» **Exercise prompt**
Return the number of lines that contain the word "Wayland", and return nothing else.

------

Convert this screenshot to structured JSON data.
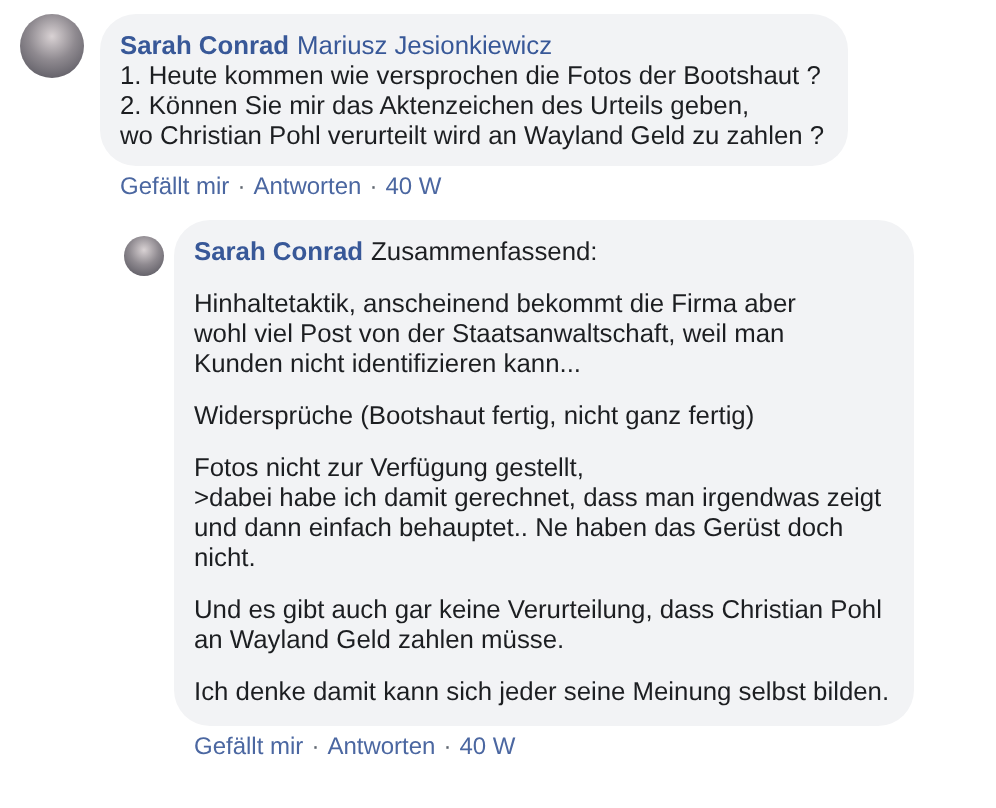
{
  "comments": [
    {
      "author": "Sarah Conrad",
      "mention": "Mariusz Jesionkiewicz",
      "paragraphs": [
        "1. Heute kommen wie versprochen die Fotos der Bootshaut ?\n2. Können Sie mir das Aktenzeichen des Urteils geben,\nwo Christian Pohl verurteilt wird an Wayland Geld zu zahlen ?"
      ],
      "actions": [
        "Gefällt mir",
        "Antworten"
      ],
      "separator": "·",
      "time": "40 W",
      "replies": [
        {
          "author": "Sarah Conrad",
          "lead": "Zusammenfassend:",
          "paragraphs": [
            "Hinhaltetaktik, anscheinend bekommt die Firma aber\nwohl viel Post von der Staatsanwaltschaft, weil man\nKunden nicht identifizieren kann...",
            "Widersprüche (Bootshaut fertig, nicht ganz fertig)",
            "Fotos nicht zur Verfügung gestellt,\n>dabei habe ich damit gerechnet, dass man irgendwas zeigt\nund dann einfach behauptet.. Ne haben das Gerüst doch\nnicht.",
            "Und es gibt auch gar keine Verurteilung, dass Christian Pohl\nan Wayland Geld zahlen müsse.",
            "Ich denke damit kann sich jeder seine Meinung selbst bilden."
          ],
          "actions": [
            "Gefällt mir",
            "Antworten"
          ],
          "separator": "·",
          "time": "40 W"
        }
      ]
    }
  ]
}
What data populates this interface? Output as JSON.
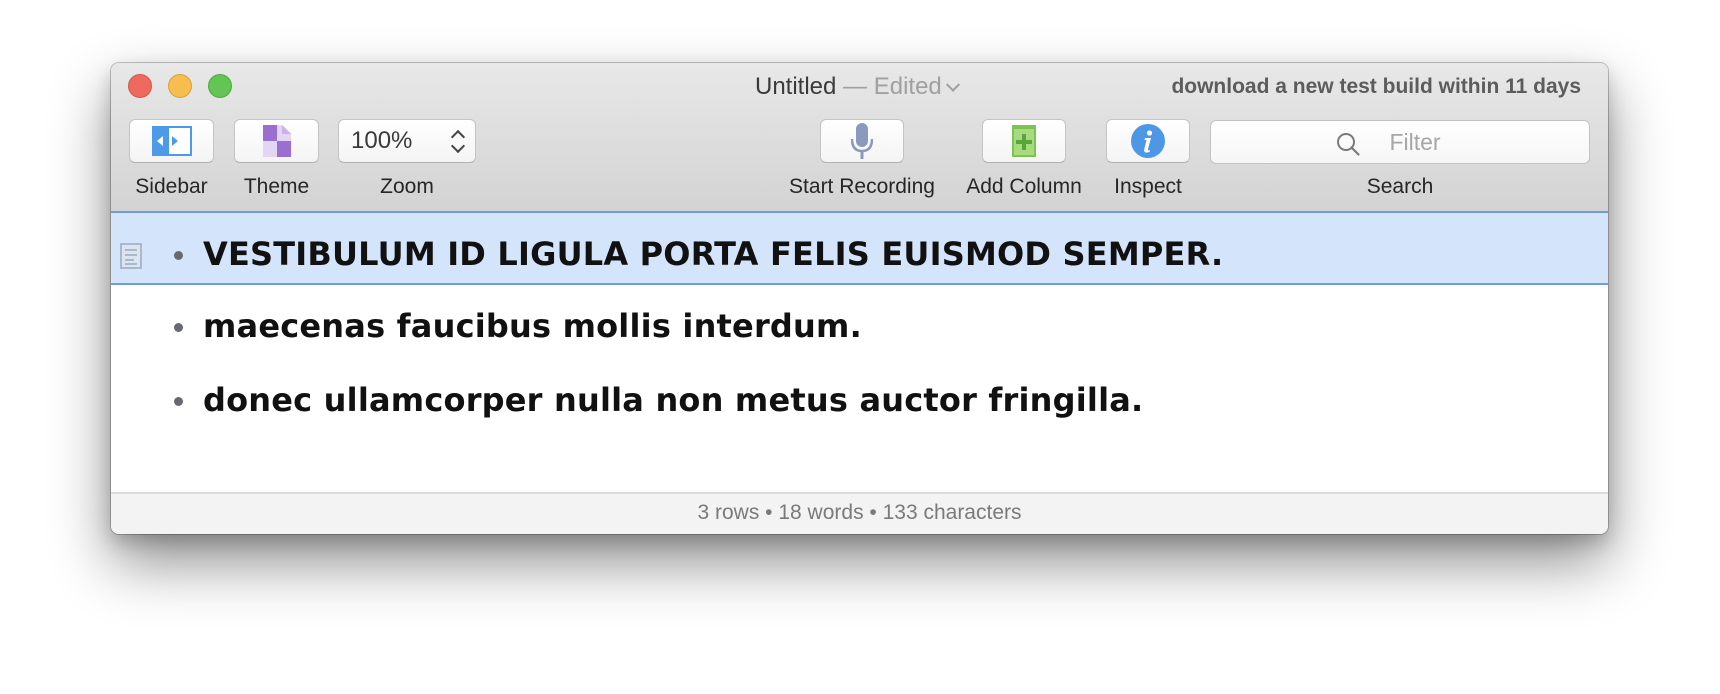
{
  "window": {
    "title": "Untitled",
    "title_separator": "—",
    "title_status": "Edited",
    "notice": "download a new test build within 11 days"
  },
  "toolbar": {
    "sidebar_label": "Sidebar",
    "theme_label": "Theme",
    "zoom_label": "Zoom",
    "zoom_value": "100%",
    "start_recording_label": "Start Recording",
    "add_column_label": "Add Column",
    "inspect_label": "Inspect",
    "search_label": "Search",
    "search_placeholder": "Filter",
    "search_value": ""
  },
  "icons": {
    "sidebar": "sidebar-toggle-icon",
    "theme": "theme-icon",
    "zoom_stepper": "up-down-chevron-icon",
    "start_recording": "microphone-icon",
    "add_column": "add-column-icon",
    "inspect": "info-icon",
    "search": "magnifier-icon",
    "row": "document-note-icon"
  },
  "colors": {
    "selection_bg": "#d3e4fb",
    "selection_border": "#6d9ddd",
    "sidebar_icon": "#4d9ae8",
    "theme_icon": "#9b6fd0",
    "mic_icon": "#8a99bd",
    "add_column_icon": "#7cc352",
    "info_icon": "#4d97e6"
  },
  "rows": [
    {
      "text": "VESTIBULUM ID LIGULA PORTA FELIS EUISMOD SEMPER.",
      "selected": true
    },
    {
      "text": "maecenas faucibus mollis interdum.",
      "selected": false
    },
    {
      "text": "donec ullamcorper nulla non metus auctor fringilla.",
      "selected": false
    }
  ],
  "footer": {
    "stats": "3 rows • 18 words • 133 characters"
  }
}
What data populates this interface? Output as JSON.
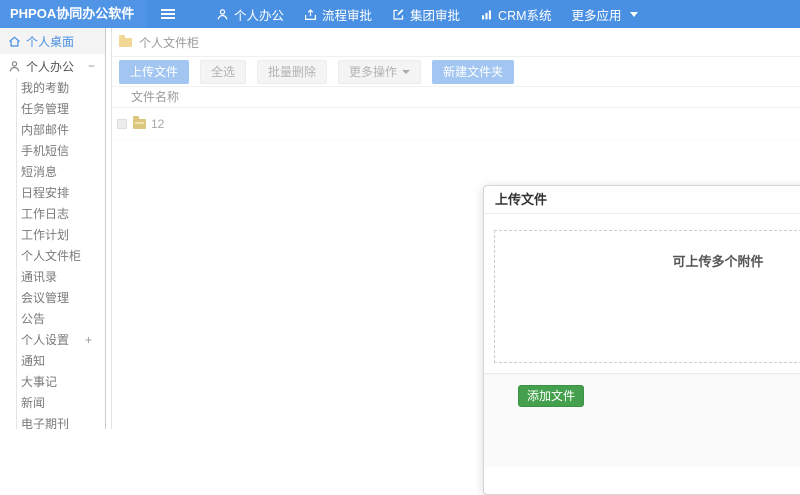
{
  "colors": {
    "navbar_bg": "#4a90e2",
    "brand_bg": "#5094e6",
    "accent_blue": "#4a90e2",
    "primary_button_bg": "#a2c6f1",
    "green_button_bg": "#44a04c",
    "folder_yellow": "#f2d894"
  },
  "navbar": {
    "brand": "PHPOA协同办公软件",
    "menu": [
      {
        "label": "个人办公",
        "icon": "user-icon"
      },
      {
        "label": "流程审批",
        "icon": "approval-icon"
      },
      {
        "label": "集团审批",
        "icon": "edit-icon"
      },
      {
        "label": "CRM系统",
        "icon": "bar-chart-icon"
      },
      {
        "label": "更多应用",
        "icon": "caret-down-icon"
      }
    ]
  },
  "sidebar": {
    "desktop_item": {
      "label": "个人桌面",
      "icon": "home-icon",
      "active": true
    },
    "group_header": {
      "label": "个人办公",
      "icon": "user-icon",
      "toggle": "−"
    },
    "items": [
      {
        "label": "我的考勤"
      },
      {
        "label": "任务管理"
      },
      {
        "label": "内部邮件"
      },
      {
        "label": "手机短信"
      },
      {
        "label": "短消息"
      },
      {
        "label": "日程安排"
      },
      {
        "label": "工作日志"
      },
      {
        "label": "工作计划"
      },
      {
        "label": "个人文件柜"
      },
      {
        "label": "通讯录"
      },
      {
        "label": "会议管理"
      },
      {
        "label": "公告"
      },
      {
        "label": "个人设置",
        "toggle": "+"
      },
      {
        "label": "通知"
      },
      {
        "label": "大事记"
      },
      {
        "label": "新闻"
      },
      {
        "label": "电子期刊"
      }
    ]
  },
  "main": {
    "breadcrumb": {
      "icon": "folder-icon",
      "label": "个人文件柜"
    },
    "toolbar": {
      "upload": "上传文件",
      "select_all": "全选",
      "batch_delete": "批量删除",
      "more_actions": "更多操作",
      "new_folder": "新建文件夹"
    },
    "table": {
      "name_header": "文件名称",
      "rows": [
        {
          "name": "12",
          "icon": "folder-icon"
        }
      ]
    }
  },
  "modal": {
    "title": "上传文件",
    "dropzone_hint": "可上传多个附件",
    "add_file_button": "添加文件"
  }
}
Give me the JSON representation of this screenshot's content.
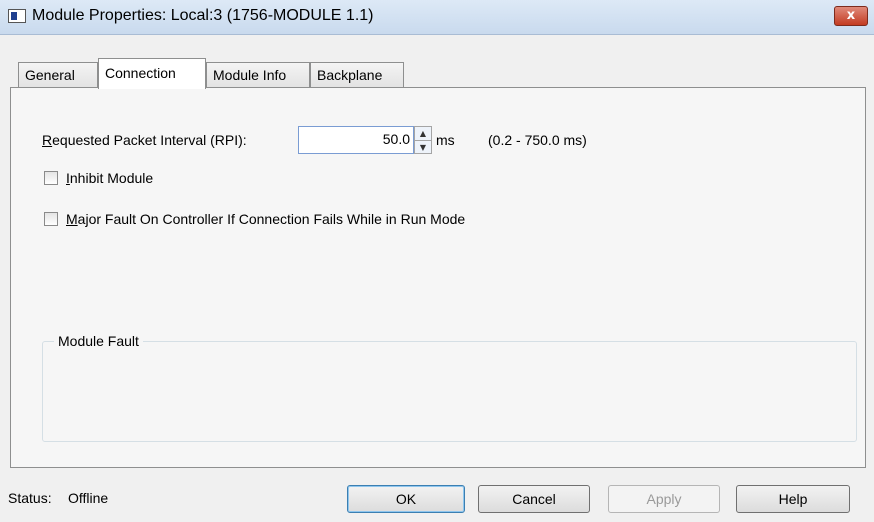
{
  "window": {
    "title": "Module Properties: Local:3 (1756-MODULE 1.1)",
    "close_glyph": "x"
  },
  "tabs": [
    {
      "label": "General",
      "active": false
    },
    {
      "label": "Connection",
      "active": true
    },
    {
      "label": "Module Info",
      "active": false
    },
    {
      "label": "Backplane",
      "active": false
    }
  ],
  "connection": {
    "rpi_label_prefix": "R",
    "rpi_label_rest": "equested Packet Interval (RPI):",
    "rpi_value": "50.0",
    "rpi_unit": "ms",
    "rpi_range": "(0.2 - 750.0 ms)",
    "inhibit_prefix": "I",
    "inhibit_rest": "nhibit Module",
    "inhibit_checked": false,
    "major_fault_prefix": "M",
    "major_fault_rest": "ajor Fault On Controller If Connection Fails While in Run Mode",
    "major_fault_checked": false,
    "module_fault_title": "Module Fault"
  },
  "status": {
    "label": "Status:",
    "value": "Offline"
  },
  "buttons": {
    "ok": "OK",
    "cancel": "Cancel",
    "apply": "Apply",
    "help": "Help"
  }
}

------

» **Solution below**
2